■ WHAT YOU ARE ASKED TO DO
Copy every record word for word.

■ TASK INPUT

++++

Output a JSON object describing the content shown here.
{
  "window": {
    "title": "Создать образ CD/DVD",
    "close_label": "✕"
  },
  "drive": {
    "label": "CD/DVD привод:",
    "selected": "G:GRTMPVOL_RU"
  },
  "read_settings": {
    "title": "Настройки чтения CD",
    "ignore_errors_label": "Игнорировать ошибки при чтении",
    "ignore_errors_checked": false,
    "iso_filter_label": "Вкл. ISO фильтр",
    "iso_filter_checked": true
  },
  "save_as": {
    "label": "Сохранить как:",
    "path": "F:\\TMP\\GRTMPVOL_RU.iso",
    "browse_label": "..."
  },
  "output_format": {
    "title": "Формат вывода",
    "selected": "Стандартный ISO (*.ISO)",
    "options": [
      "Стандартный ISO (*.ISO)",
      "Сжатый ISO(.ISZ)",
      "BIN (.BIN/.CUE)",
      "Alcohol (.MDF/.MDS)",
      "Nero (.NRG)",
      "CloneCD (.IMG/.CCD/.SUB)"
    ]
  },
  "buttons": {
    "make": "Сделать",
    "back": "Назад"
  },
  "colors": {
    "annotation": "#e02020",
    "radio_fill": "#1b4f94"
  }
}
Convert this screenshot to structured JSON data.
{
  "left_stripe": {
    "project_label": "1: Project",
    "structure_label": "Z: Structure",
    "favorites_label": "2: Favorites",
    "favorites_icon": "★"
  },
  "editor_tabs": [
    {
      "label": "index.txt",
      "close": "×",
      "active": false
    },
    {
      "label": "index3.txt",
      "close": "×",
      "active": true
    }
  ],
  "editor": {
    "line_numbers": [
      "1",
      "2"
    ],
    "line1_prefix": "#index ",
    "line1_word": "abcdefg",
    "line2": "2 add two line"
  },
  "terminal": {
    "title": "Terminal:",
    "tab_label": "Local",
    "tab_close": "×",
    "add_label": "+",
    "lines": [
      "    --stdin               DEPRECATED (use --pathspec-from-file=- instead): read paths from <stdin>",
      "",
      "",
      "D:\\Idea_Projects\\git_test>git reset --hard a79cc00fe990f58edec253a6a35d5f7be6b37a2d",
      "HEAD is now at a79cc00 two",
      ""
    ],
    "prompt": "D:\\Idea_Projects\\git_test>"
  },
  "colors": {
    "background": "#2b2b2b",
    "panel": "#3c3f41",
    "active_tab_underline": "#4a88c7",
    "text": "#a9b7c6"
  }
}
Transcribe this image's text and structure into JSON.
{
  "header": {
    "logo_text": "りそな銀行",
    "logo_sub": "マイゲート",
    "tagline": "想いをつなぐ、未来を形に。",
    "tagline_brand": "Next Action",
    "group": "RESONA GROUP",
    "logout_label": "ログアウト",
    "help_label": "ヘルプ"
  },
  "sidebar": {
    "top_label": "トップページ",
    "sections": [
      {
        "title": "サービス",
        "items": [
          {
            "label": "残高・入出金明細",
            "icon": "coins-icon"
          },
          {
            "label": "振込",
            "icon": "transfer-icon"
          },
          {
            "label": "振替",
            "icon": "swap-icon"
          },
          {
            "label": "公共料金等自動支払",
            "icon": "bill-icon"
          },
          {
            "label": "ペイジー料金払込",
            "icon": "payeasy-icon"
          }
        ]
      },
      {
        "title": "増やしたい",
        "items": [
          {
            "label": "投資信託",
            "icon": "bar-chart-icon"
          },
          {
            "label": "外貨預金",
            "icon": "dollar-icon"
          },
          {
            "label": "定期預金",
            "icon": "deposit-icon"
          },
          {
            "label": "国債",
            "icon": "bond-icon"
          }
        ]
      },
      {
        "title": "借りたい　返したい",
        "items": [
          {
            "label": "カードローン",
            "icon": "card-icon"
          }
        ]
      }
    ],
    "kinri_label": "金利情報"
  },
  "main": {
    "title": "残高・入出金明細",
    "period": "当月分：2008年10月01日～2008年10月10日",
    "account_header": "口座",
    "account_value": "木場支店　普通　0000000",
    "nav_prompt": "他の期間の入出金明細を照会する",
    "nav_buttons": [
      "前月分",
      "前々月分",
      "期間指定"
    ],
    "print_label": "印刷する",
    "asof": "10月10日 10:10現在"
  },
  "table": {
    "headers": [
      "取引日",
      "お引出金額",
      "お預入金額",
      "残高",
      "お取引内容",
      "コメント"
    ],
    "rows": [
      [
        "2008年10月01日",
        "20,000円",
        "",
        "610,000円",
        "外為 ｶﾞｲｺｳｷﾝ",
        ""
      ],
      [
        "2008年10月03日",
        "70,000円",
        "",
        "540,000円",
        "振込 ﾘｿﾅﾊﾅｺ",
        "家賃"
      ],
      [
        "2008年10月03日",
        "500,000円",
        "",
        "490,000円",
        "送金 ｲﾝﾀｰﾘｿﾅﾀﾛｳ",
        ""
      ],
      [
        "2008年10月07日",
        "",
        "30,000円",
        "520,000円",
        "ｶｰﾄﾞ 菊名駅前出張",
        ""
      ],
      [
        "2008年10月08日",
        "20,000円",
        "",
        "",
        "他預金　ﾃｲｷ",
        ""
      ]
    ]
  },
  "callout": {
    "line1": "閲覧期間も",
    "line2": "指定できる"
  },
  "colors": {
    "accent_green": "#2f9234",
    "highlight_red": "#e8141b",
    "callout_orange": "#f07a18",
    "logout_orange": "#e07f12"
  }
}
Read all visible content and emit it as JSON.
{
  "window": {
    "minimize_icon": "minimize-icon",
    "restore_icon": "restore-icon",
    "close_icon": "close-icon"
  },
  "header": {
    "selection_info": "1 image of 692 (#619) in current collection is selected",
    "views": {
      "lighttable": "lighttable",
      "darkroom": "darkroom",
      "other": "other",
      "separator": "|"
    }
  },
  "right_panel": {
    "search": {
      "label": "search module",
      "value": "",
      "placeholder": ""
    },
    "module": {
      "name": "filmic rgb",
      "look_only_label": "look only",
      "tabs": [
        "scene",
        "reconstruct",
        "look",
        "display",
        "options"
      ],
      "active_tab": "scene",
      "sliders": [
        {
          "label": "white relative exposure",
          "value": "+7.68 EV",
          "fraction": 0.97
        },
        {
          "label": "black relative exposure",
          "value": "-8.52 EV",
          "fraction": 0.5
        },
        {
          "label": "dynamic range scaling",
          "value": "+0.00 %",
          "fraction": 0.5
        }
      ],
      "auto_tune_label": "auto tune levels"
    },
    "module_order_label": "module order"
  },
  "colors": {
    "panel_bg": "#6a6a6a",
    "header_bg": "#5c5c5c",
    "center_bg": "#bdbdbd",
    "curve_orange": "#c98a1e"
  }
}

++++

■ TASK RESULT
Output a JSON object describing the content shown here.
{
  "window": {
    "title": "Создать образ CD/DVD",
    "close_label": "✕"
  },
  "drive": {
    "label": "CD/DVD привод:",
    "selected": "G:GRTMPVOL_RU"
  },
  "read_settings": {
    "title": "Настройки чтения CD",
    "ignore_errors_label": "Игнорировать ошибки при чтении",
    "ignore_errors_checked": false,
    "iso_filter_label": "Вкл. ISO фильтр",
    "iso_filter_checked": true
  },
  "save_as": {
    "label": "Сохранить как:",
    "path": "F:\\TMP\\GRTMPVOL_RU.iso",
    "browse_label": "..."
  },
  "output_format": {
    "title": "Формат вывода",
    "selected": "Стандартный ISO (*.ISO)",
    "options": [
      "Стандартный ISO (*.ISO)",
      "Сжатый ISO(.ISZ)",
      "BIN (.BIN/.CUE)",
      "Alcohol (.MDF/.MDS)",
      "Nero (.NRG)",
      "CloneCD (.IMG/.CCD/.SUB)"
    ]
  },
  "buttons": {
    "make": "Сделать",
    "back": "Назад"
  },
  "colors": {
    "annotation": "#e02020",
    "radio_fill": "#1b4f94"
  }
}
Convert this screenshot to structured JSON data.
{
  "left_stripe": {
    "project_label": "1: Project",
    "structure_label": "Z: Structure",
    "favorites_label": "2: Favorites",
    "favorites_icon": "★"
  },
  "editor_tabs": [
    {
      "label": "index.txt",
      "close": "×",
      "active": false
    },
    {
      "label": "index3.txt",
      "close": "×",
      "active": true
    }
  ],
  "editor": {
    "line_numbers": [
      "1",
      "2"
    ],
    "line1_prefix": "#index ",
    "line1_word": "abcdefg",
    "line2": "2 add two line"
  },
  "terminal": {
    "title": "Terminal:",
    "tab_label": "Local",
    "tab_close": "×",
    "add_label": "+",
    "lines": [
      "    --stdin               DEPRECATED (use --pathspec-from-file=- instead): read paths from <stdin>",
      "",
      "",
      "D:\\Idea_Projects\\git_test>git reset --hard a79cc00fe990f58edec253a6a35d5f7be6b37a2d",
      "HEAD is now at a79cc00 two",
      ""
    ],
    "prompt": "D:\\Idea_Projects\\git_test>"
  },
  "colors": {
    "background": "#2b2b2b",
    "panel": "#3c3f41",
    "active_tab_underline": "#4a88c7",
    "text": "#a9b7c6"
  }
}
Transcribe this image's text and structure into JSON.
{
  "header": {
    "logo_text": "りそな銀行",
    "logo_sub": "マイゲート",
    "tagline": "想いをつなぐ、未来を形に。",
    "tagline_brand": "Next Action",
    "group": "RESONA GROUP",
    "logout_label": "ログアウト",
    "help_label": "ヘルプ"
  },
  "sidebar": {
    "top_label": "トップページ",
    "sections": [
      {
        "title": "サービス",
        "items": [
          {
            "label": "残高・入出金明細",
            "icon": "coins-icon"
          },
          {
            "label": "振込",
            "icon": "transfer-icon"
          },
          {
            "label": "振替",
            "icon": "swap-icon"
          },
          {
            "label": "公共料金等自動支払",
            "icon": "bill-icon"
          },
          {
            "label": "ペイジー料金払込",
            "icon": "payeasy-icon"
          }
        ]
      },
      {
        "title": "増やしたい",
        "items": [
          {
            "label": "投資信託",
            "icon": "bar-chart-icon"
          },
          {
            "label": "外貨預金",
            "icon": "dollar-icon"
          },
          {
            "label": "定期預金",
            "icon": "deposit-icon"
          },
          {
            "label": "国債",
            "icon": "bond-icon"
          }
        ]
      },
      {
        "title": "借りたい　返したい",
        "items": [
          {
            "label": "カードローン",
            "icon": "card-icon"
          }
        ]
      }
    ],
    "kinri_label": "金利情報"
  },
  "main": {
    "title": "残高・入出金明細",
    "period": "当月分：2008年10月01日～2008年10月10日",
    "account_header": "口座",
    "account_value": "木場支店　普通　0000000",
    "nav_prompt": "他の期間の入出金明細を照会する",
    "nav_buttons": [
      "前月分",
      "前々月分",
      "期間指定"
    ],
    "print_label": "印刷する",
    "asof": "10月10日 10:10現在"
  },
  "table": {
    "headers": [
      "取引日",
      "お引出金額",
      "お預入金額",
      "残高",
      "お取引内容",
      "コメント"
    ],
    "rows": [
      [
        "2008年10月01日",
        "20,000円",
        "",
        "610,000円",
        "外為 ｶﾞｲｺｳｷﾝ",
        ""
      ],
      [
        "2008年10月03日",
        "70,000円",
        "",
        "540,000円",
        "振込 ﾘｿﾅﾊﾅｺ",
        "家賃"
      ],
      [
        "2008年10月03日",
        "500,000円",
        "",
        "490,000円",
        "送金 ｲﾝﾀｰﾘｿﾅﾀﾛｳ",
        ""
      ],
      [
        "2008年10月07日",
        "",
        "30,000円",
        "520,000円",
        "ｶｰﾄﾞ 菊名駅前出張",
        ""
      ],
      [
        "2008年10月08日",
        "20,000円",
        "",
        "",
        "他預金　ﾃｲｷ",
        ""
      ]
    ]
  },
  "callout": {
    "line1": "閲覧期間も",
    "line2": "指定できる"
  },
  "colors": {
    "accent_green": "#2f9234",
    "highlight_red": "#e8141b",
    "callout_orange": "#f07a18",
    "logout_orange": "#e07f12"
  }
}
Read all visible content and emit it as JSON.
{
  "window": {
    "minimize_icon": "minimize-icon",
    "restore_icon": "restore-icon",
    "close_icon": "close-icon"
  },
  "header": {
    "selection_info": "1 image of 692 (#619) in current collection is selected",
    "views": {
      "lighttable": "lighttable",
      "darkroom": "darkroom",
      "other": "other",
      "separator": "|"
    }
  },
  "right_panel": {
    "search": {
      "label": "search module",
      "value": "",
      "placeholder": ""
    },
    "module": {
      "name": "filmic rgb",
      "look_only_label": "look only",
      "tabs": [
        "scene",
        "reconstruct",
        "look",
        "display",
        "options"
      ],
      "active_tab": "scene",
      "sliders": [
        {
          "label": "white relative exposure",
          "value": "+7.68 EV",
          "fraction": 0.97
        },
        {
          "label": "black relative exposure",
          "value": "-8.52 EV",
          "fraction": 0.5
        },
        {
          "label": "dynamic range scaling",
          "value": "+0.00 %",
          "fraction": 0.5
        }
      ],
      "auto_tune_label": "auto tune levels"
    },
    "module_order_label": "module order"
  },
  "colors": {
    "panel_bg": "#6a6a6a",
    "header_bg": "#5c5c5c",
    "center_bg": "#bdbdbd",
    "curve_orange": "#c98a1e"
  }
}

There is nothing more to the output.